Required task:
Repeat the records below exactly, leaving out every picture.

Rows from a figure dataset
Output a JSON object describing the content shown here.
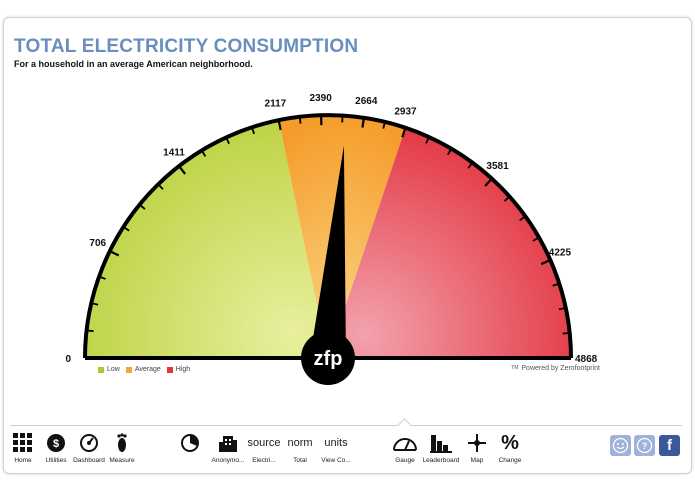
{
  "header": {
    "title": "TOTAL ELECTRICITY CONSUMPTION",
    "subtitle": "For a household in an average American neighborhood."
  },
  "gauge": {
    "min": 0,
    "max": 4868,
    "value": 2550,
    "tick_labels": [
      "0",
      "706",
      "1411",
      "2117",
      "2390",
      "2664",
      "2937",
      "3581",
      "4225",
      "4868"
    ],
    "tick_values": [
      0,
      706,
      1411,
      2117,
      2390,
      2664,
      2937,
      3581,
      4225,
      4868
    ],
    "zones": [
      {
        "name": "Low",
        "from": 0,
        "to": 2117,
        "color": "#c5d84a"
      },
      {
        "name": "Average",
        "from": 2117,
        "to": 2937,
        "color": "#f6a53a"
      },
      {
        "name": "High",
        "from": 2937,
        "to": 4868,
        "color": "#e3353e"
      }
    ],
    "center_logo": "zfp"
  },
  "legend": {
    "items": [
      {
        "label": "Low",
        "color": "#a8c93a"
      },
      {
        "label": "Average",
        "color": "#f6a53a"
      },
      {
        "label": "High",
        "color": "#e3353e"
      }
    ]
  },
  "powered_by": "Powered by Zerofootprint",
  "powered_tm": "TM",
  "toolbar": {
    "home": "Home",
    "utilities": "Utilities",
    "dashboard": "Dashboard",
    "measure": "Measure",
    "anonymous": "Anonymo...",
    "source_word": "source",
    "source_label": "Electri...",
    "norm_word": "norm",
    "norm_label": "Total",
    "units_word": "units",
    "units_label": "View Co...",
    "gauge": "Gauge",
    "leaderboard": "Leaderboard",
    "map": "Map",
    "change": "Change"
  },
  "social": {
    "facebook_glyph": "f"
  }
}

Solution for this exercise:
Output a JSON object describing the content shown here.
{
  "header": {
    "title": "TOTAL ELECTRICITY CONSUMPTION",
    "subtitle": "For a household in an average American neighborhood."
  },
  "gauge": {
    "min": 0,
    "max": 4868,
    "value": 2550,
    "tick_labels": [
      "0",
      "706",
      "1411",
      "2117",
      "2390",
      "2664",
      "2937",
      "3581",
      "4225",
      "4868"
    ],
    "tick_values": [
      0,
      706,
      1411,
      2117,
      2390,
      2664,
      2937,
      3581,
      4225,
      4868
    ],
    "zones": [
      {
        "name": "Low",
        "from": 0,
        "to": 2117,
        "color": "#c5d84a"
      },
      {
        "name": "Average",
        "from": 2117,
        "to": 2937,
        "color": "#f6a53a"
      },
      {
        "name": "High",
        "from": 2937,
        "to": 4868,
        "color": "#e3353e"
      }
    ],
    "center_logo": "zfp"
  },
  "legend": {
    "items": [
      {
        "label": "Low",
        "color": "#a8c93a"
      },
      {
        "label": "Average",
        "color": "#f6a53a"
      },
      {
        "label": "High",
        "color": "#e3353e"
      }
    ]
  },
  "powered_by": "Powered by Zerofootprint",
  "powered_tm": "TM",
  "toolbar": {
    "home": "Home",
    "utilities": "Utilities",
    "dashboard": "Dashboard",
    "measure": "Measure",
    "anonymous": "Anonymo...",
    "source_word": "source",
    "source_label": "Electri...",
    "norm_word": "norm",
    "norm_label": "Total",
    "units_word": "units",
    "units_label": "View Co...",
    "gauge": "Gauge",
    "leaderboard": "Leaderboard",
    "map": "Map",
    "change": "Change"
  },
  "social": {
    "facebook_glyph": "f"
  }
}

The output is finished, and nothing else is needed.